§ **Task details**
Gather up the lines that contain "Cube".

§ **Input rows**
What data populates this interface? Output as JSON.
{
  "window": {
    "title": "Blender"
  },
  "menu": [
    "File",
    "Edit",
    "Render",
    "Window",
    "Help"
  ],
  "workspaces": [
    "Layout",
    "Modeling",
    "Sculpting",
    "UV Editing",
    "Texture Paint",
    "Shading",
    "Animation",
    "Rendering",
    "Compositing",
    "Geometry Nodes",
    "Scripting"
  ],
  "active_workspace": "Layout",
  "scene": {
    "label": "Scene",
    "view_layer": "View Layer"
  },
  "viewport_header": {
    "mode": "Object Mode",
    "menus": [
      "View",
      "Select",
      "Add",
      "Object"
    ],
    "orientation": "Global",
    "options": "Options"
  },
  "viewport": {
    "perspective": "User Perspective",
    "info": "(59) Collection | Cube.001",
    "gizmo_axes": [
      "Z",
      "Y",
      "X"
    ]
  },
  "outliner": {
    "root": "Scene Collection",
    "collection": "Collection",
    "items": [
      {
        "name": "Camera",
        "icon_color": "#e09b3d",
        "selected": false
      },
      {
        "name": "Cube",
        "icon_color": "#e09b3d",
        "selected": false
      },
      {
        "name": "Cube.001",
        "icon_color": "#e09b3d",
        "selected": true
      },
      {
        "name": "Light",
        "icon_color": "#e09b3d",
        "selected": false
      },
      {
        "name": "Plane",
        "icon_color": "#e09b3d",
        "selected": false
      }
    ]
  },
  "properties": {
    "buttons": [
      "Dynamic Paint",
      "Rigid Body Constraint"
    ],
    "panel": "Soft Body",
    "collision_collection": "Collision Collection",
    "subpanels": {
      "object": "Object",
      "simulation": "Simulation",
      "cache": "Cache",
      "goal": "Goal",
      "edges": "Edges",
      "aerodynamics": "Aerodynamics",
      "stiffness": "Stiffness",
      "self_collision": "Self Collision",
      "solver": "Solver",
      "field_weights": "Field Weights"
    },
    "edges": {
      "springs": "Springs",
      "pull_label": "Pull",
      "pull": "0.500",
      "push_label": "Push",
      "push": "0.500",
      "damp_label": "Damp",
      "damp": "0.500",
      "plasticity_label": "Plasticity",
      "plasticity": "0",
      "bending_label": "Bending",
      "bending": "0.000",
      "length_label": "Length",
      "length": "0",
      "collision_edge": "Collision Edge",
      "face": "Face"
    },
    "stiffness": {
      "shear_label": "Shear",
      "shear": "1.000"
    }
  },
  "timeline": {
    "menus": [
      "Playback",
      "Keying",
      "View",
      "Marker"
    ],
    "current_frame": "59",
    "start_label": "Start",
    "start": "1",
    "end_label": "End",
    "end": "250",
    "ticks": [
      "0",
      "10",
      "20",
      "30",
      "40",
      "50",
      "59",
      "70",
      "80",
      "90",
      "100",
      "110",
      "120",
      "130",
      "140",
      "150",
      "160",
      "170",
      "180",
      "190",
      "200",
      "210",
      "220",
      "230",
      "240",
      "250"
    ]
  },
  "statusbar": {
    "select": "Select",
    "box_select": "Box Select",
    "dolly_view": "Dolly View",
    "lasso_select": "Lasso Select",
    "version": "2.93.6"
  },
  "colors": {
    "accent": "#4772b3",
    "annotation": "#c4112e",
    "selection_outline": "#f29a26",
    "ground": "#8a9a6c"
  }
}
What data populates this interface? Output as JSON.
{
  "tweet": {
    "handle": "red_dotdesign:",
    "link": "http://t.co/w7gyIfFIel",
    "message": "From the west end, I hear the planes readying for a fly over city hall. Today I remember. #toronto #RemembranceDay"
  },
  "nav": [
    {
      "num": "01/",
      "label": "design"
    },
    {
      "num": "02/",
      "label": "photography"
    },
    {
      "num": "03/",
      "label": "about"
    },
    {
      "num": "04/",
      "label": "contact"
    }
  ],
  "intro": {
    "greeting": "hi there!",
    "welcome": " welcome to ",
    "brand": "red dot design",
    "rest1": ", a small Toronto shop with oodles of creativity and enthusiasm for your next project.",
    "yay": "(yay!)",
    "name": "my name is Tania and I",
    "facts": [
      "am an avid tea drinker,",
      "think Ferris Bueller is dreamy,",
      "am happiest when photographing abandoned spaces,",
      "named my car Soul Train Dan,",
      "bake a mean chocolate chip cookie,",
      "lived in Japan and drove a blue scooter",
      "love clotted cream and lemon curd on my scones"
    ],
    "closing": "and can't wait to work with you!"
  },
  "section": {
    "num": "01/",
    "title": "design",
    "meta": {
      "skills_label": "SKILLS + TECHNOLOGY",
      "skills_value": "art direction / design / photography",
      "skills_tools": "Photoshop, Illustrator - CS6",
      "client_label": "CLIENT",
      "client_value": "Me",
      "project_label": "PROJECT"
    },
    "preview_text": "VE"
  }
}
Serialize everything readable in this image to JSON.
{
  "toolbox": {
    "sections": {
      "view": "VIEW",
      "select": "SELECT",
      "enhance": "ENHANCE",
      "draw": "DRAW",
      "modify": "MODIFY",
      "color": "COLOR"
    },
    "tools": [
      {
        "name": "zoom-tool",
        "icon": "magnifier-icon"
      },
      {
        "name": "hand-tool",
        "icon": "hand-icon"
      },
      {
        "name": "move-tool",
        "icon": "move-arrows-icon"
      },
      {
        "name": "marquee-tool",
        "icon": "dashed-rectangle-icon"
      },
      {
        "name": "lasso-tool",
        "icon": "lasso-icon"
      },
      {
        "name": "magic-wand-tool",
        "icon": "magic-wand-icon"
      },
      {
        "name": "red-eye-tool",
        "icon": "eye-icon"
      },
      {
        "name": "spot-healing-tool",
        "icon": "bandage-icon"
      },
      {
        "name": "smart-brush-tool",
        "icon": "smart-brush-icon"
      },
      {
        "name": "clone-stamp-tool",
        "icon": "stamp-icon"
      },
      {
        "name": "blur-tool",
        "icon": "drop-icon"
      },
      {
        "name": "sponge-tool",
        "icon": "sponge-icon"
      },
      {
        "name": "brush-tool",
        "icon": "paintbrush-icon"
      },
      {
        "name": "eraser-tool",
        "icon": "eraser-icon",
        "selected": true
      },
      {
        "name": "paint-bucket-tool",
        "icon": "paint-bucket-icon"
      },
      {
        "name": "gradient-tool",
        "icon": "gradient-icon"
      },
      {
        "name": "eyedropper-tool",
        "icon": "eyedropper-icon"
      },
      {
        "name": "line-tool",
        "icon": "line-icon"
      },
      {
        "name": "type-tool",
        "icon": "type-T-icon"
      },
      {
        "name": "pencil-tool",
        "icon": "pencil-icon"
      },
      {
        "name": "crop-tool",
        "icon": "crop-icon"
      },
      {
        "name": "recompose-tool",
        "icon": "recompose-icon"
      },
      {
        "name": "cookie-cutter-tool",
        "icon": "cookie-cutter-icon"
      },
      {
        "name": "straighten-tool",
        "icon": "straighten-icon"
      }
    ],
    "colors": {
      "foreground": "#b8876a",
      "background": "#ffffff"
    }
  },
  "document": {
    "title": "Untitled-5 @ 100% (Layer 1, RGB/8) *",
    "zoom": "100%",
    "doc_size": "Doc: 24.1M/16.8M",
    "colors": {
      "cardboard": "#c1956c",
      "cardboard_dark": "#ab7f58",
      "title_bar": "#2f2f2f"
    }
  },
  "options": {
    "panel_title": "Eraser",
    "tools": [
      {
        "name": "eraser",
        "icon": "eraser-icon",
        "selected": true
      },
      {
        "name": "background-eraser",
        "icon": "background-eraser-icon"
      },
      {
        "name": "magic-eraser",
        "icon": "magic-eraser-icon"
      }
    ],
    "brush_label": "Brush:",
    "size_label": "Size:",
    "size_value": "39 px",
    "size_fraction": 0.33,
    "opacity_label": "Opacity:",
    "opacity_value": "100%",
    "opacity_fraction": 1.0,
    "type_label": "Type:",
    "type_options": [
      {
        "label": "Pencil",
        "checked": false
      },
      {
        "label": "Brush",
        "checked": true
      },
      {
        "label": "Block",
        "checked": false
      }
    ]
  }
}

§ **Finished answer**
    "info": "(59) Collection | Cube.001",
        "name": "Cube",
        "name": "Cube.001",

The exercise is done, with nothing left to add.